» **THE PROBLEM**:
Copy out each line of the listing that has the word "وقومه" in it.

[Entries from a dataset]
********
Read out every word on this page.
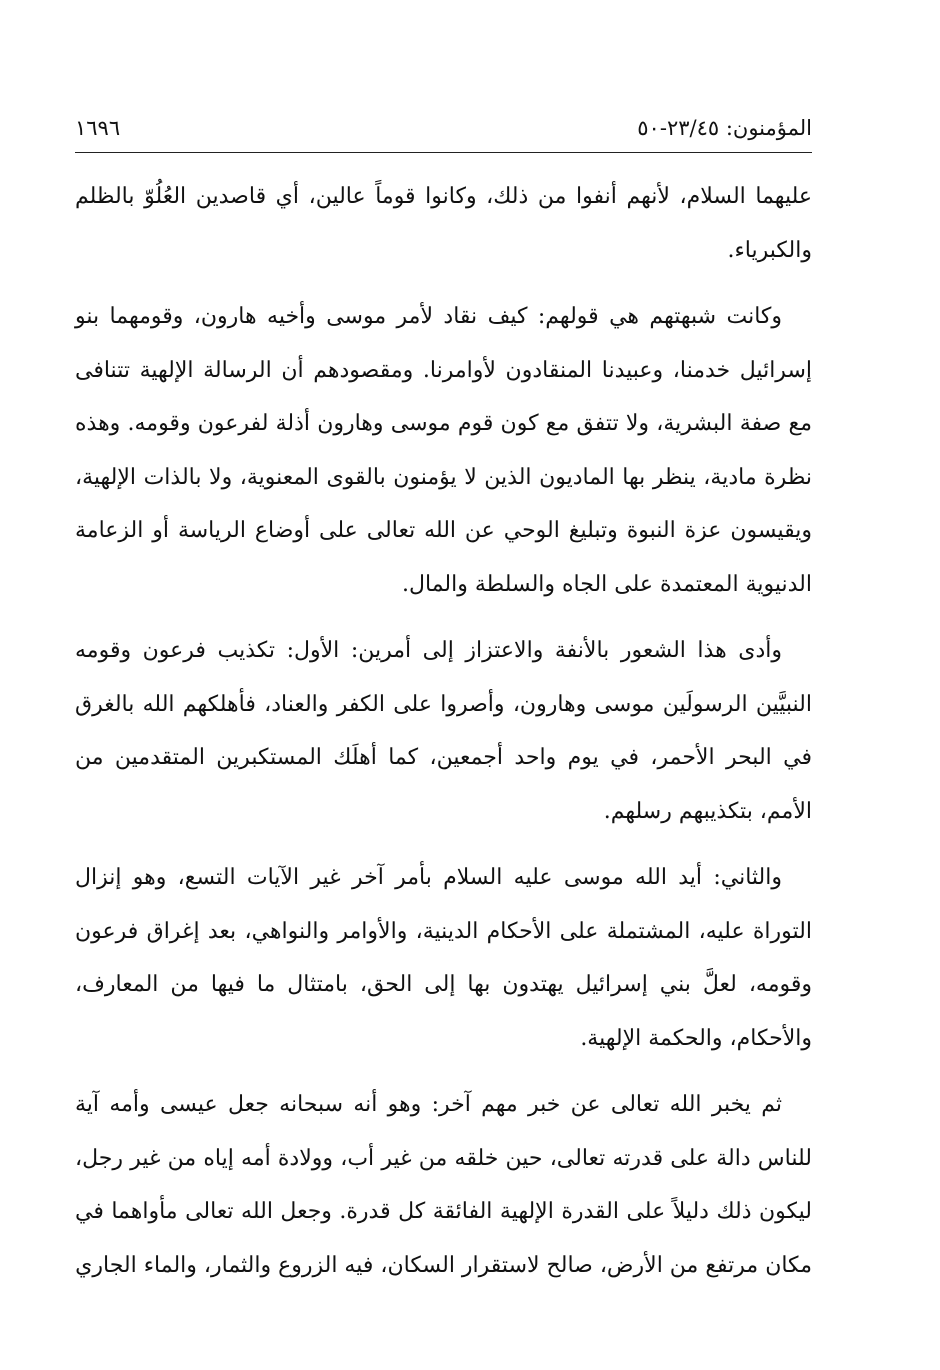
المؤمنون: ٢٣/٤٥-٥٠
١٦٩٦

عليهما السلام، لأنهم أنفوا من ذلك، وكانوا قوماً عالين، أي قاصدين العُلُوّ بالظلم والكبرياء.

وكانت شبهتهم هي قولهم: كيف نقاد لأمر موسى وأخيه هارون، وقومهما بنو إسرائيل خدمنا، وعبيدنا المنقادون لأوامرنا. ومقصودهم أن الرسالة الإلهية تتنافى مع صفة البشرية، ولا تتفق مع كون قوم موسى وهارون أذلة لفرعون وقومه. وهذه نظرة مادية، ينظر بها الماديون الذين لا يؤمنون بالقوى المعنوية، ولا بالذات الإلهية، ويقيسون عزة النبوة وتبليغ الوحي عن الله تعالى على أوضاع الرياسة أو الزعامة الدنيوية المعتمدة على الجاه والسلطة والمال.

وأدى هذا الشعور بالأنفة والاعتزاز إلى أمرين: الأول: تكذيب فرعون وقومه النبيَّين الرسولَين موسى وهارون، وأصروا على الكفر والعناد، فأهلكهم الله بالغرق في البحر الأحمر، في يوم واحد أجمعين، كما أهلَك المستكبرين المتقدمين من الأمم، بتكذيبهم رسلهم.

والثاني: أيد الله موسى عليه السلام بأمر آخر غير الآيات التسع، وهو إنزال التوراة عليه، المشتملة على الأحكام الدينية، والأوامر والنواهي، بعد إغراق فرعون وقومه، لعلَّ بني إسرائيل يهتدون بها إلى الحق، بامتثال ما فيها من المعارف، والأحكام، والحكمة الإلهية.

ثم يخبر الله تعالى عن خبر مهم آخر: وهو أنه سبحانه جعل عيسى وأمه آية للناس دالة على قدرته تعالى، حين خلقه من غير أب، وولادة أمه إياه من غير رجل، ليكون ذلك دليلاً على القدرة الإلهية الفائقة كل قدرة. وجعل الله تعالى مأواهما في مكان مرتفع من الأرض، صالح لاستقرار السكان، فيه الزروع والثمار، والماء الجاري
********
» **EXPECTED ANSWER**:
وكانت شبهتهم هي قولهم: كيف نقاد لأمر موسى وأخيه هارون، وقومهما بنو إسرائيل خدمنا، وعبيدنا المنقادون لأوامرنا. ومقصودهم أن الرسالة الإلهية تتنافى مع صفة البشرية، ولا تتفق مع كون قوم موسى وهارون أذلة لفرعون وقومه. وهذه نظرة مادية، ينظر بها الماديون الذين لا يؤمنون بالقوى المعنوية، ولا بالذات الإلهية، ويقيسون عزة النبوة وتبليغ الوحي عن الله تعالى على أوضاع الرياسة أو الزعامة الدنيوية المعتمدة على الجاه والسلطة والمال.
وأدى هذا الشعور بالأنفة والاعتزاز إلى أمرين: الأول: تكذيب فرعون وقومه النبيَّين الرسولَين موسى وهارون، وأصروا على الكفر والعناد، فأهلكهم الله بالغرق في البحر الأحمر، في يوم واحد أجمعين، كما أهلَك المستكبرين المتقدمين من الأمم، بتكذيبهم رسلهم.
والثاني: أيد الله موسى عليه السلام بأمر آخر غير الآيات التسع، وهو إنزال التوراة عليه، المشتملة على الأحكام الدينية، والأوامر والنواهي، بعد إغراق فرعون وقومه، لعلَّ بني إسرائيل يهتدون بها إلى الحق، بامتثال ما فيها من المعارف، والأحكام، والحكمة الإلهية.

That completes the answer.